--- START Dataset content ---

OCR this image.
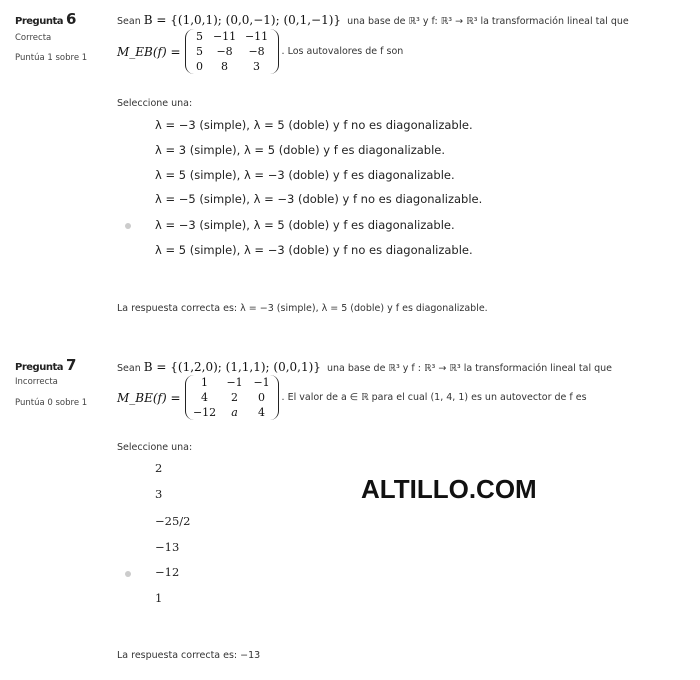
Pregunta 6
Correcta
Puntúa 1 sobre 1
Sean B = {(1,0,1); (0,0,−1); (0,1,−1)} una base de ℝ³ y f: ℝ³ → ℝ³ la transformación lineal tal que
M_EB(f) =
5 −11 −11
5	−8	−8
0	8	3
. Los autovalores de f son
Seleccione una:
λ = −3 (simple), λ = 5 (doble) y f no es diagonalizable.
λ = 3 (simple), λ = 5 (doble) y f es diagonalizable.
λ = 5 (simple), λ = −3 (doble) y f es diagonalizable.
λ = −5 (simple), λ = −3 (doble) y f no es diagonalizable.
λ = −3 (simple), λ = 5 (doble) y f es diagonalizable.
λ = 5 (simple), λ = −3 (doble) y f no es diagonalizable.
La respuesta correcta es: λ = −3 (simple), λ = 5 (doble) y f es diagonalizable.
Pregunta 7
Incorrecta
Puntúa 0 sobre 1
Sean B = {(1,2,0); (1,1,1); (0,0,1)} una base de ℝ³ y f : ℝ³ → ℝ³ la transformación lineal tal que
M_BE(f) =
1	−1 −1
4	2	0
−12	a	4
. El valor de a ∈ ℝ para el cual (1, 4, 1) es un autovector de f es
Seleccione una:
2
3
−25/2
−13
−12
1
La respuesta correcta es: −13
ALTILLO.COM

--- END Dataset content ---
--- START Dataset content ---

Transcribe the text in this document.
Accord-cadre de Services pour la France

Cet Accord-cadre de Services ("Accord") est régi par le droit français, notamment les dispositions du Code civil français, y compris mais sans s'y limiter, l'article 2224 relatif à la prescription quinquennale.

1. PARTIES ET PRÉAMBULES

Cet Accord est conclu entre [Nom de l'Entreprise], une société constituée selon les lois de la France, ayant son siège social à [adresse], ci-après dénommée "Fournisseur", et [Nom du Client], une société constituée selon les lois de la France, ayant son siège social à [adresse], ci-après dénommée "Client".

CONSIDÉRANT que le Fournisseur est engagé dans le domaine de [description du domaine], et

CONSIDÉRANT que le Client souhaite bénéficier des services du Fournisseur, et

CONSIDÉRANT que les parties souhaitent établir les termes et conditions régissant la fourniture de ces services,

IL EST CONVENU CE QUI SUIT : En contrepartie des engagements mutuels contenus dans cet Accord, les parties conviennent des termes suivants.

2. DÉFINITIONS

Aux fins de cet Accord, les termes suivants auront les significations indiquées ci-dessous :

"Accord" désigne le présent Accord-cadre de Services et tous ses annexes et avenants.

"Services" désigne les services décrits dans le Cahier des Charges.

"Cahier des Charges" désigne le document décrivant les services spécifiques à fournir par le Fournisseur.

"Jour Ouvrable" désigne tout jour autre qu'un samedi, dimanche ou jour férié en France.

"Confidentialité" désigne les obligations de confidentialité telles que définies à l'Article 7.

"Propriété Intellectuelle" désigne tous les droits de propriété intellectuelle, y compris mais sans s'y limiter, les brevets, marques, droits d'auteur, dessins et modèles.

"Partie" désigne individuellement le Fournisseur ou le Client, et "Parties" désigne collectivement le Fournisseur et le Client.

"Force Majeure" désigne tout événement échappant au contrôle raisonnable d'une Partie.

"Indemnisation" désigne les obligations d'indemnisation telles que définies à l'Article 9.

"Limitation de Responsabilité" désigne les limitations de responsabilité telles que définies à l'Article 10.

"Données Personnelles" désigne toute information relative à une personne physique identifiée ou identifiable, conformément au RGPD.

--- END Dataset content ---

The task: Scan the material for lines with the word "cadre", and copy each line you find.

In response:
Accord-cadre de Services pour la France
Cet Accord-cadre de Services ("Accord") est régi par le droit français, notamment les dispositions du Code civil français, y compris mais sans s'y limiter, l'article 2224 relatif à la prescription quinquennale.
"Accord" désigne le présent Accord-cadre de Services et tous ses annexes et avenants.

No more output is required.